-- Begin EXTRACTED RECORDS --

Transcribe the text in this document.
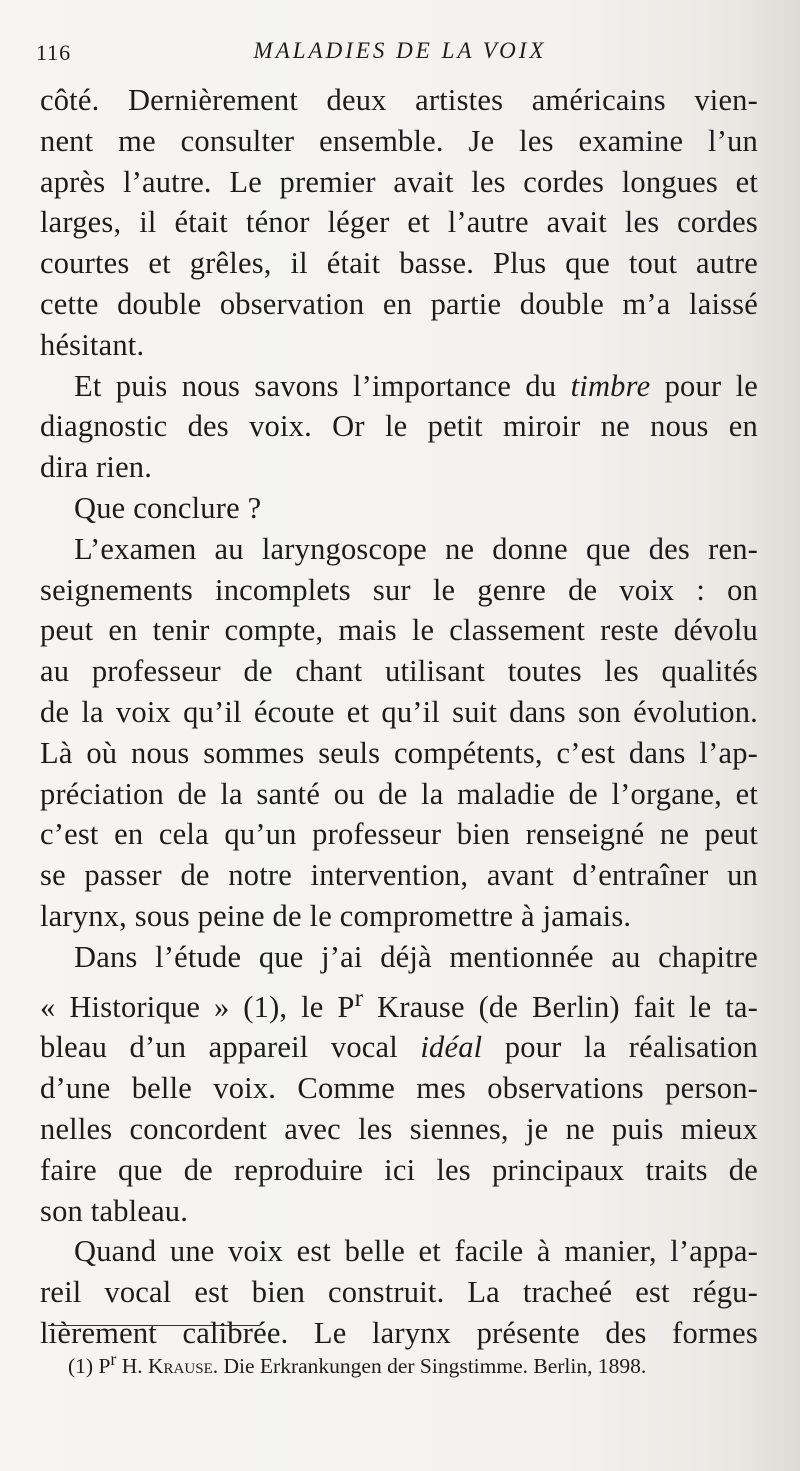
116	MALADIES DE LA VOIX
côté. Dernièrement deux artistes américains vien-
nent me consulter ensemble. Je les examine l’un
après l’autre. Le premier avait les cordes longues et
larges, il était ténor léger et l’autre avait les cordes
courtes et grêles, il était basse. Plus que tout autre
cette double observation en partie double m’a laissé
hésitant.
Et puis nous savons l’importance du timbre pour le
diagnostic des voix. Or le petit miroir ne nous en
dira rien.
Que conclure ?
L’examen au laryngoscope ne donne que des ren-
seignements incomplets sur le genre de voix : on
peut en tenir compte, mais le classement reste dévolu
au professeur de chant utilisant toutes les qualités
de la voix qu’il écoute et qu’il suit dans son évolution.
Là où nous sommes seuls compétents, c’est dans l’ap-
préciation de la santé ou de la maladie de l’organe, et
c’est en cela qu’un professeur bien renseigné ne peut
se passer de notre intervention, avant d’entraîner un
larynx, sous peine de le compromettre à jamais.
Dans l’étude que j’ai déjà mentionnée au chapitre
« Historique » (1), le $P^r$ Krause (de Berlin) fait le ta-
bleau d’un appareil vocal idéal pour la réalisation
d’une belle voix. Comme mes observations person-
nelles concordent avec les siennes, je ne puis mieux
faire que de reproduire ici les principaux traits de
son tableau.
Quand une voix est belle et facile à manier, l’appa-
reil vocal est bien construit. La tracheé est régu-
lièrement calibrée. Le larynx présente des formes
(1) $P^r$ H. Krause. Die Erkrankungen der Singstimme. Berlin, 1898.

-- End EXTRACTED RECORDS --
-- Begin EXTRACTED RECORDS --

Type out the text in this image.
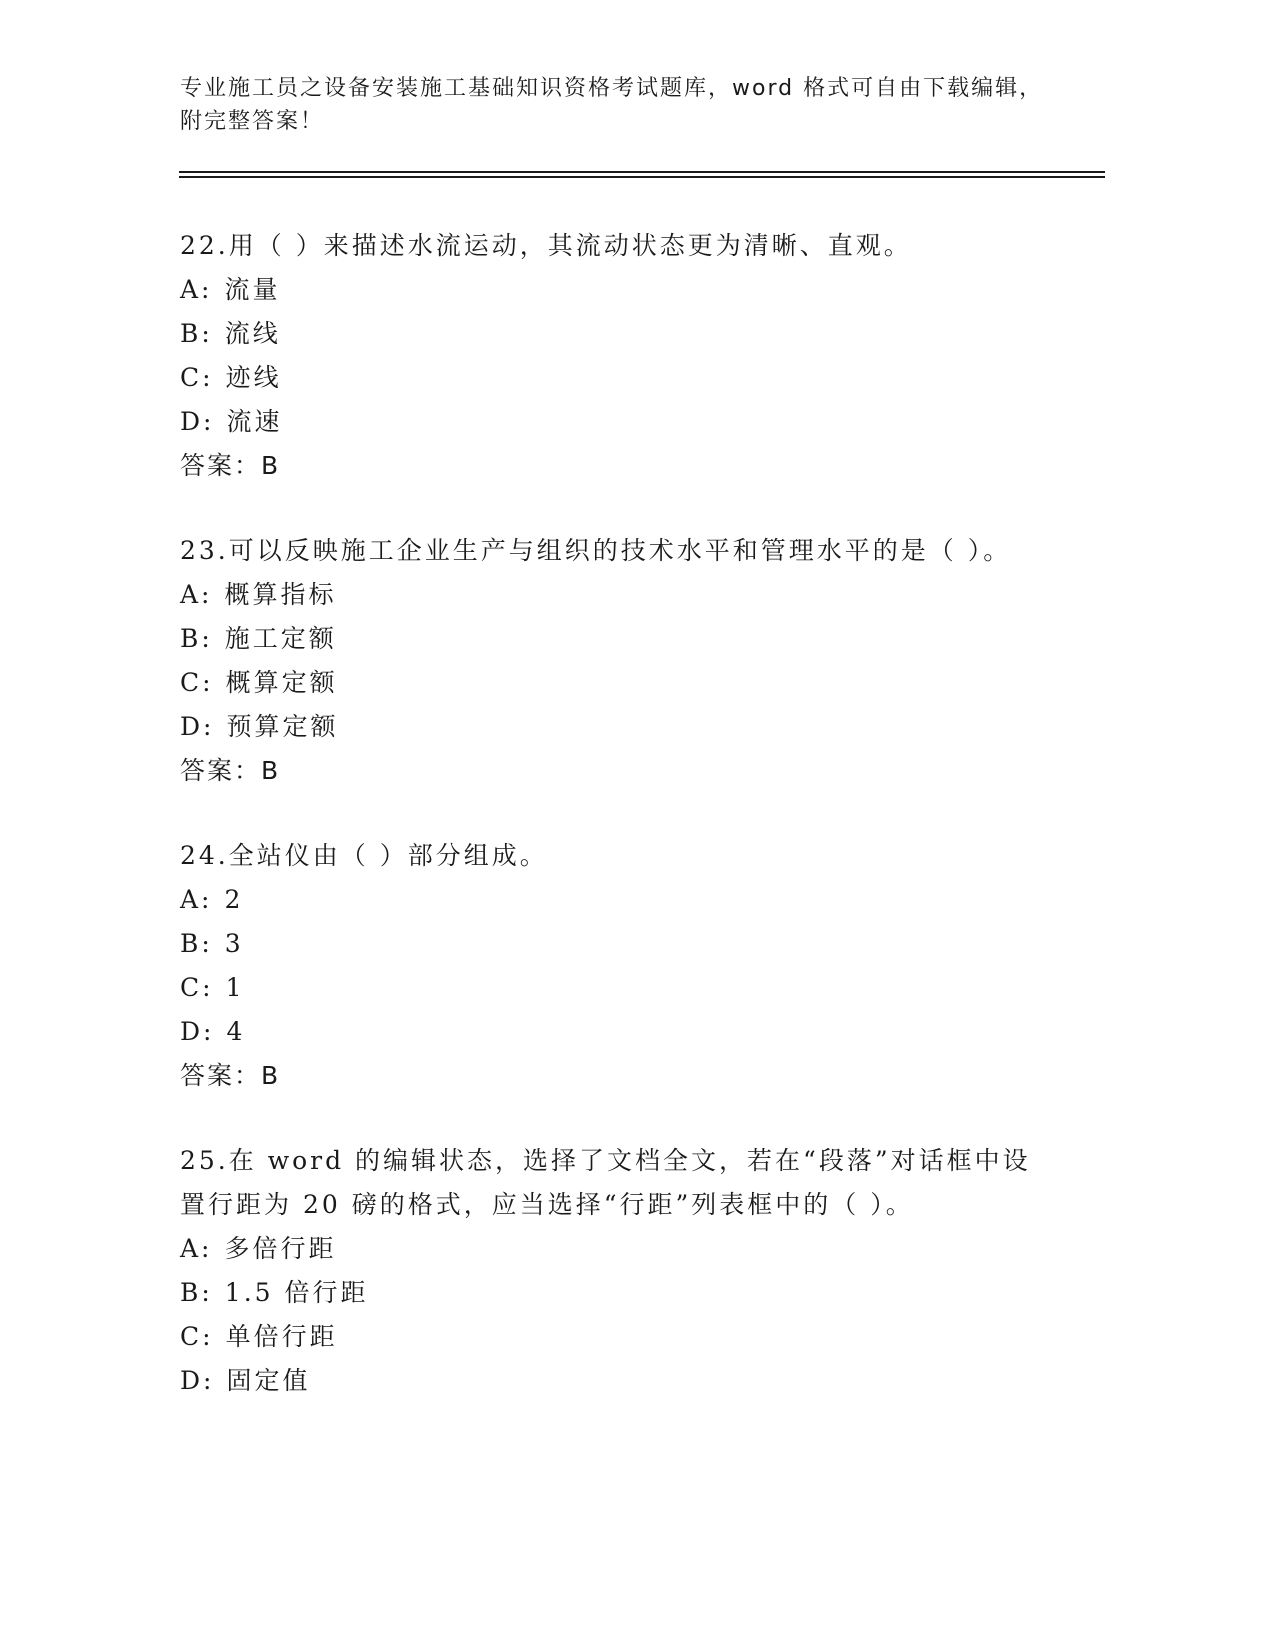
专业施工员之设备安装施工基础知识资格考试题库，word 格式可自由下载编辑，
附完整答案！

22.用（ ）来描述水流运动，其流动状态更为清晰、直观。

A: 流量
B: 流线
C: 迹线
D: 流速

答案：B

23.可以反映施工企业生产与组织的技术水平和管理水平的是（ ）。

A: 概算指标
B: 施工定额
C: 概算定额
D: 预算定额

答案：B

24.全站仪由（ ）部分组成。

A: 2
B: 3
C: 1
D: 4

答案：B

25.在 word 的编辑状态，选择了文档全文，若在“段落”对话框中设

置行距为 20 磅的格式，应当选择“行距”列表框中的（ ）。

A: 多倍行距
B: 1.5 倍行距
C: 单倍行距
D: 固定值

-- End EXTRACTED RECORDS --
-- Begin EXTRACTED RECORDS --

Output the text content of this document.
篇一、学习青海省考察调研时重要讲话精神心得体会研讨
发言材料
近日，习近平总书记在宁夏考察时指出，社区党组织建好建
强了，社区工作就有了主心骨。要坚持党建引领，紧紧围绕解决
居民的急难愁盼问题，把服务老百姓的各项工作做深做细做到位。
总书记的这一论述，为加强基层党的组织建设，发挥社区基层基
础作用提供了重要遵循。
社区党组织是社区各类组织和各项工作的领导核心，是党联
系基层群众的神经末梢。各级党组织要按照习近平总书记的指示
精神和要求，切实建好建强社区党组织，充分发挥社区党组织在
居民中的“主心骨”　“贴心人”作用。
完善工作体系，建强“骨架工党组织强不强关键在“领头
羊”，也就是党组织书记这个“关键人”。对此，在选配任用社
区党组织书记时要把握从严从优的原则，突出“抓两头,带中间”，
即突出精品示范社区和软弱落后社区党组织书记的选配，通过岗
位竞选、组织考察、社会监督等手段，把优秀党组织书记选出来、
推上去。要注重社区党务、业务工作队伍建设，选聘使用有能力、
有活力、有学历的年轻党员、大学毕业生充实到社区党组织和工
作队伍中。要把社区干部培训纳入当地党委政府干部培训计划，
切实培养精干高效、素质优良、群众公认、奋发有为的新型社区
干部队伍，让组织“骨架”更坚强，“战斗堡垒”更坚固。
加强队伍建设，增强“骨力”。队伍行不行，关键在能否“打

-- End EXTRACTED RECORDS --

▶ [PROBLEM REQUIREMENTS]
Check each line above for the string "this" and report how many lines have it, giving only the number.

▶ [PROBLEM SOLUTION]
3